▶ **Input data**:
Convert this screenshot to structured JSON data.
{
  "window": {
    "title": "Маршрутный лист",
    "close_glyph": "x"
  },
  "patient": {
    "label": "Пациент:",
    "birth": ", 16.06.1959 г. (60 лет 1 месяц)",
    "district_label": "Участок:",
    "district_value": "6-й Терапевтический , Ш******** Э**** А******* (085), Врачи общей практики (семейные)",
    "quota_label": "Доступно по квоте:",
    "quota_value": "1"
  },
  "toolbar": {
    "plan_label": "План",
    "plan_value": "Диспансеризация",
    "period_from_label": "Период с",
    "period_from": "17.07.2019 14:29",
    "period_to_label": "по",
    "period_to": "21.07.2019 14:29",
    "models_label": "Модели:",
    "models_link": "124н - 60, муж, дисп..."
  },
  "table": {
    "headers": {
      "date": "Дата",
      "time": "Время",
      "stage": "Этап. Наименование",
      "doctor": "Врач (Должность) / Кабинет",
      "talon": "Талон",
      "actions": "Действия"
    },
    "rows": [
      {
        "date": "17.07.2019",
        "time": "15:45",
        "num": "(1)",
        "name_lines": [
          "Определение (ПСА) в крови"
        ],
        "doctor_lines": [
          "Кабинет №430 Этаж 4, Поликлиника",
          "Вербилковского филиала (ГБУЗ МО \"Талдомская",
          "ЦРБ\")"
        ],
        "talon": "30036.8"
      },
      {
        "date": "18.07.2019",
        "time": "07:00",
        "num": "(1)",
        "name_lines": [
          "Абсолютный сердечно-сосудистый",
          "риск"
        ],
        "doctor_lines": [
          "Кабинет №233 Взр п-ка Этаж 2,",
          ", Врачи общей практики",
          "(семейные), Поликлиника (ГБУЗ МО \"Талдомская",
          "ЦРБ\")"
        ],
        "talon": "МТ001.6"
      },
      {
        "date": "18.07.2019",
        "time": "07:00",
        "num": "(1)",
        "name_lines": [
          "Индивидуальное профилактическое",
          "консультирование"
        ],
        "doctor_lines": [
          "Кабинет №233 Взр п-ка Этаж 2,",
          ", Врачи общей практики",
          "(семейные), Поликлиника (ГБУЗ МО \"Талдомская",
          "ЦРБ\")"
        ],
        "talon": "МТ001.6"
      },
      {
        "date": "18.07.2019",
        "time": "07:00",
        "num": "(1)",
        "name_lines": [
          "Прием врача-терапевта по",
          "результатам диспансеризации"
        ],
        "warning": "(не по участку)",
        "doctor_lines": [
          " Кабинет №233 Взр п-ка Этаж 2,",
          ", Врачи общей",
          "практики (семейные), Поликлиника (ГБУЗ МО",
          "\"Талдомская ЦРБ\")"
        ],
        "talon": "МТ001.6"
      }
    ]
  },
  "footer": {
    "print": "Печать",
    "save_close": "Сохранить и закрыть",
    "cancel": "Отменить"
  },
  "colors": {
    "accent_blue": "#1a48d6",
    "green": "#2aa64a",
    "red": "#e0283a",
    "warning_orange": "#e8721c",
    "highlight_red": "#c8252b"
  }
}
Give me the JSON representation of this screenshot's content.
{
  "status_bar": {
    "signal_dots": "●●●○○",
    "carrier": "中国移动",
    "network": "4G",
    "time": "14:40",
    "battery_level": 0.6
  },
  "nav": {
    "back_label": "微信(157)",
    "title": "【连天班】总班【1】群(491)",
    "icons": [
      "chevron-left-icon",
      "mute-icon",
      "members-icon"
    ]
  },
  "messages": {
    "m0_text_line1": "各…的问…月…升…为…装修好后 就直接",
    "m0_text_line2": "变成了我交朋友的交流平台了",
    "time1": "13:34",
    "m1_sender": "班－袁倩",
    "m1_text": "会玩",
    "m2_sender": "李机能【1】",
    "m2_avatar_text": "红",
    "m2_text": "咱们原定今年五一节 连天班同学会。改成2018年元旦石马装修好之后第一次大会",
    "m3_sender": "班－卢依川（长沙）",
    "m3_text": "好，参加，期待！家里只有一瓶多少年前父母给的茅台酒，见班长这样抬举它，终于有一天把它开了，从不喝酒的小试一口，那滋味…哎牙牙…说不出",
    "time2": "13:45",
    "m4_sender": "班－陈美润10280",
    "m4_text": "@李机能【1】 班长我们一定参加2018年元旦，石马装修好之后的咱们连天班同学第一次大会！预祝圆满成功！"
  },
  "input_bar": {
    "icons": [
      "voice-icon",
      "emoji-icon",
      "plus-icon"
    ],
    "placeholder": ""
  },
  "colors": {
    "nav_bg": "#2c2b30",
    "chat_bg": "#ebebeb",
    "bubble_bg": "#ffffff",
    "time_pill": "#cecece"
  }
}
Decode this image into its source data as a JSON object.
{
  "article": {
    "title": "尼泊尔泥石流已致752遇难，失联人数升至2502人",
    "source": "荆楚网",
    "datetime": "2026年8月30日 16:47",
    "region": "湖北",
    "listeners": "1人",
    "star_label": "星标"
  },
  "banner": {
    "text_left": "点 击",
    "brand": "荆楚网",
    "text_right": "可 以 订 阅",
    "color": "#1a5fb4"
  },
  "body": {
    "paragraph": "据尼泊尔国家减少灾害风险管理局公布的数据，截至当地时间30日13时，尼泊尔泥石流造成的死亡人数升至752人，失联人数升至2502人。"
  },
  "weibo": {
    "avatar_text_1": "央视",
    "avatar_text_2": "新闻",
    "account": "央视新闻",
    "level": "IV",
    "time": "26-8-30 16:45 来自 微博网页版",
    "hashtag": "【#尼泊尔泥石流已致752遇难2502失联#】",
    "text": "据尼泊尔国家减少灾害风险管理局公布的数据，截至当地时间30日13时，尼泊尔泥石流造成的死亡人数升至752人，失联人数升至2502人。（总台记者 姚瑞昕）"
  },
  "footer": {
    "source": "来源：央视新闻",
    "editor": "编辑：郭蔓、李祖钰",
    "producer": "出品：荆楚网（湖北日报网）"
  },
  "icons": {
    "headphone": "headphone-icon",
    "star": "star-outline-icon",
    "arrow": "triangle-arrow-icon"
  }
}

▶ **Your task**: Search the records for the word "ГБУЗ", then list every line that has it.

▶ **Final result**:
          "Вербилковского филиала (ГБУЗ МО \"Талдомская",
          "(семейные), Поликлиника (ГБУЗ МО \"Талдомская",
          "(семейные), Поликлиника (ГБУЗ МО \"Талдомская",
          "практики (семейные), Поликлиника (ГБУЗ МО",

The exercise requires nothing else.